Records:

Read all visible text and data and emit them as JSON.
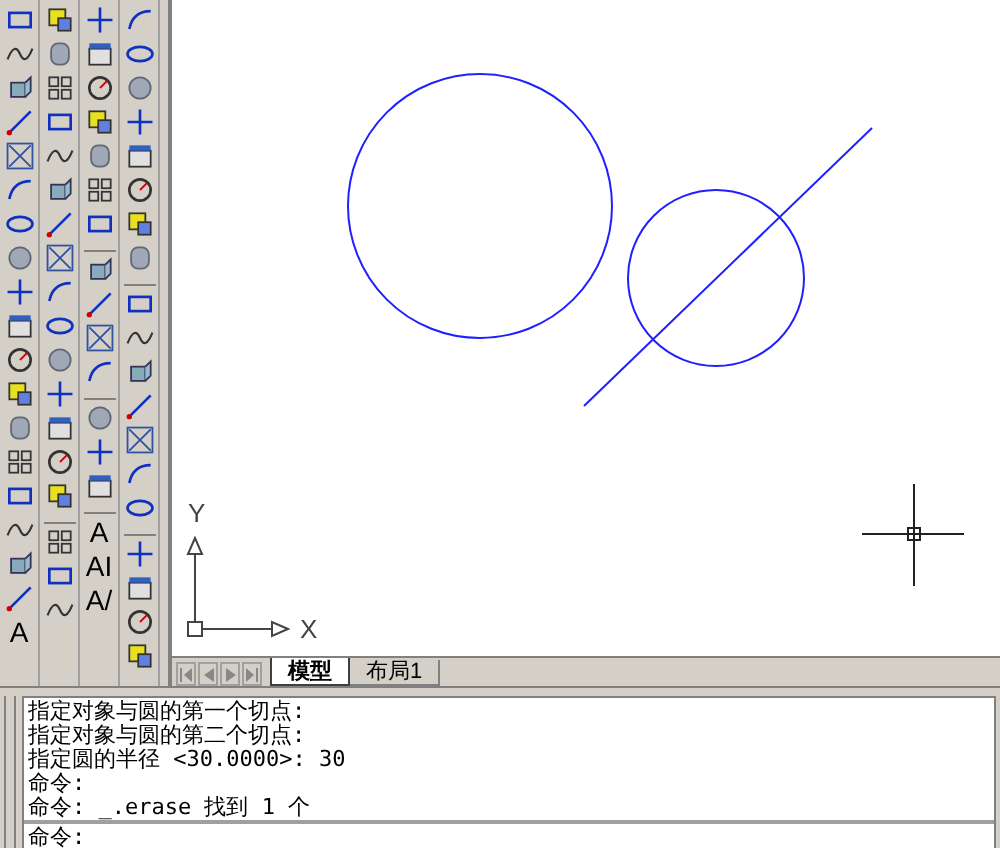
{
  "toolbars": [
    {
      "items": [
        {
          "kind": "icon"
        },
        {
          "kind": "icon"
        },
        {
          "kind": "icon"
        },
        {
          "kind": "icon"
        },
        {
          "kind": "icon"
        },
        {
          "kind": "icon"
        },
        {
          "kind": "icon"
        },
        {
          "kind": "icon"
        },
        {
          "kind": "icon"
        },
        {
          "kind": "icon"
        },
        {
          "kind": "icon"
        },
        {
          "kind": "icon"
        },
        {
          "kind": "icon"
        },
        {
          "kind": "icon"
        },
        {
          "kind": "icon"
        },
        {
          "kind": "icon"
        },
        {
          "kind": "icon"
        },
        {
          "kind": "icon"
        },
        {
          "kind": "text",
          "label": "A"
        }
      ]
    },
    {
      "items": [
        {
          "kind": "icon"
        },
        {
          "kind": "icon"
        },
        {
          "kind": "icon"
        },
        {
          "kind": "icon"
        },
        {
          "kind": "icon"
        },
        {
          "kind": "icon"
        },
        {
          "kind": "icon"
        },
        {
          "kind": "icon"
        },
        {
          "kind": "icon"
        },
        {
          "kind": "icon"
        },
        {
          "kind": "icon"
        },
        {
          "kind": "icon"
        },
        {
          "kind": "icon"
        },
        {
          "kind": "icon"
        },
        {
          "kind": "icon"
        },
        {
          "kind": "separator"
        },
        {
          "kind": "icon"
        },
        {
          "kind": "icon"
        },
        {
          "kind": "icon"
        }
      ]
    },
    {
      "items": [
        {
          "kind": "icon"
        },
        {
          "kind": "icon"
        },
        {
          "kind": "icon"
        },
        {
          "kind": "icon"
        },
        {
          "kind": "icon"
        },
        {
          "kind": "icon"
        },
        {
          "kind": "icon"
        },
        {
          "kind": "separator"
        },
        {
          "kind": "icon"
        },
        {
          "kind": "icon"
        },
        {
          "kind": "icon"
        },
        {
          "kind": "icon"
        },
        {
          "kind": "separator"
        },
        {
          "kind": "icon"
        },
        {
          "kind": "icon"
        },
        {
          "kind": "icon"
        },
        {
          "kind": "separator"
        },
        {
          "kind": "text",
          "label": "A"
        },
        {
          "kind": "text",
          "label": "AI"
        },
        {
          "kind": "text",
          "label": "A/"
        }
      ]
    },
    {
      "items": [
        {
          "kind": "icon"
        },
        {
          "kind": "icon"
        },
        {
          "kind": "icon"
        },
        {
          "kind": "icon"
        },
        {
          "kind": "icon"
        },
        {
          "kind": "icon"
        },
        {
          "kind": "icon"
        },
        {
          "kind": "icon"
        },
        {
          "kind": "separator"
        },
        {
          "kind": "icon"
        },
        {
          "kind": "icon"
        },
        {
          "kind": "icon"
        },
        {
          "kind": "icon"
        },
        {
          "kind": "icon"
        },
        {
          "kind": "icon"
        },
        {
          "kind": "icon"
        },
        {
          "kind": "separator"
        },
        {
          "kind": "icon"
        },
        {
          "kind": "icon"
        },
        {
          "kind": "icon"
        },
        {
          "kind": "icon"
        }
      ]
    }
  ],
  "ucs": {
    "x_label": "X",
    "y_label": "Y"
  },
  "layout_tabs": [
    {
      "label": "模型",
      "selected": true
    },
    {
      "label": "布局1",
      "selected": false
    }
  ],
  "command_history": [
    "指定对象与圆的第一个切点:",
    "指定对象与圆的第二个切点:",
    "指定圆的半径 <30.0000>: 30",
    "命令:",
    "命令: _.erase 找到 1 个"
  ],
  "command_prompt": "命令:"
}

> [What the task asks] Transcribe every record above exactly as written, leaving out any pictures.

> [Exercise solution]
Read all visible text and data and emit them as JSON.
{
  "toolbars": [
    {
      "items": [
        {
          "kind": "icon"
        },
        {
          "kind": "icon"
        },
        {
          "kind": "icon"
        },
        {
          "kind": "icon"
        },
        {
          "kind": "icon"
        },
        {
          "kind": "icon"
        },
        {
          "kind": "icon"
        },
        {
          "kind": "icon"
        },
        {
          "kind": "icon"
        },
        {
          "kind": "icon"
        },
        {
          "kind": "icon"
        },
        {
          "kind": "icon"
        },
        {
          "kind": "icon"
        },
        {
          "kind": "icon"
        },
        {
          "kind": "icon"
        },
        {
          "kind": "icon"
        },
        {
          "kind": "icon"
        },
        {
          "kind": "icon"
        },
        {
          "kind": "text",
          "label": "A"
        }
      ]
    },
    {
      "items": [
        {
          "kind": "icon"
        },
        {
          "kind": "icon"
        },
        {
          "kind": "icon"
        },
        {
          "kind": "icon"
        },
        {
          "kind": "icon"
        },
        {
          "kind": "icon"
        },
        {
          "kind": "icon"
        },
        {
          "kind": "icon"
        },
        {
          "kind": "icon"
        },
        {
          "kind": "icon"
        },
        {
          "kind": "icon"
        },
        {
          "kind": "icon"
        },
        {
          "kind": "icon"
        },
        {
          "kind": "icon"
        },
        {
          "kind": "icon"
        },
        {
          "kind": "separator"
        },
        {
          "kind": "icon"
        },
        {
          "kind": "icon"
        },
        {
          "kind": "icon"
        }
      ]
    },
    {
      "items": [
        {
          "kind": "icon"
        },
        {
          "kind": "icon"
        },
        {
          "kind": "icon"
        },
        {
          "kind": "icon"
        },
        {
          "kind": "icon"
        },
        {
          "kind": "icon"
        },
        {
          "kind": "icon"
        },
        {
          "kind": "separator"
        },
        {
          "kind": "icon"
        },
        {
          "kind": "icon"
        },
        {
          "kind": "icon"
        },
        {
          "kind": "icon"
        },
        {
          "kind": "separator"
        },
        {
          "kind": "icon"
        },
        {
          "kind": "icon"
        },
        {
          "kind": "icon"
        },
        {
          "kind": "separator"
        },
        {
          "kind": "text",
          "label": "A"
        },
        {
          "kind": "text",
          "label": "AI"
        },
        {
          "kind": "text",
          "label": "A/"
        }
      ]
    },
    {
      "items": [
        {
          "kind": "icon"
        },
        {
          "kind": "icon"
        },
        {
          "kind": "icon"
        },
        {
          "kind": "icon"
        },
        {
          "kind": "icon"
        },
        {
          "kind": "icon"
        },
        {
          "kind": "icon"
        },
        {
          "kind": "icon"
        },
        {
          "kind": "separator"
        },
        {
          "kind": "icon"
        },
        {
          "kind": "icon"
        },
        {
          "kind": "icon"
        },
        {
          "kind": "icon"
        },
        {
          "kind": "icon"
        },
        {
          "kind": "icon"
        },
        {
          "kind": "icon"
        },
        {
          "kind": "separator"
        },
        {
          "kind": "icon"
        },
        {
          "kind": "icon"
        },
        {
          "kind": "icon"
        },
        {
          "kind": "icon"
        }
      ]
    }
  ],
  "ucs": {
    "x_label": "X",
    "y_label": "Y"
  },
  "layout_tabs": [
    {
      "label": "模型",
      "selected": true
    },
    {
      "label": "布局1",
      "selected": false
    }
  ],
  "command_history": [
    "指定对象与圆的第一个切点:",
    "指定对象与圆的第二个切点:",
    "指定圆的半径 <30.0000>: 30",
    "命令:",
    "命令: _.erase 找到 1 个"
  ],
  "command_prompt": "命令:"
}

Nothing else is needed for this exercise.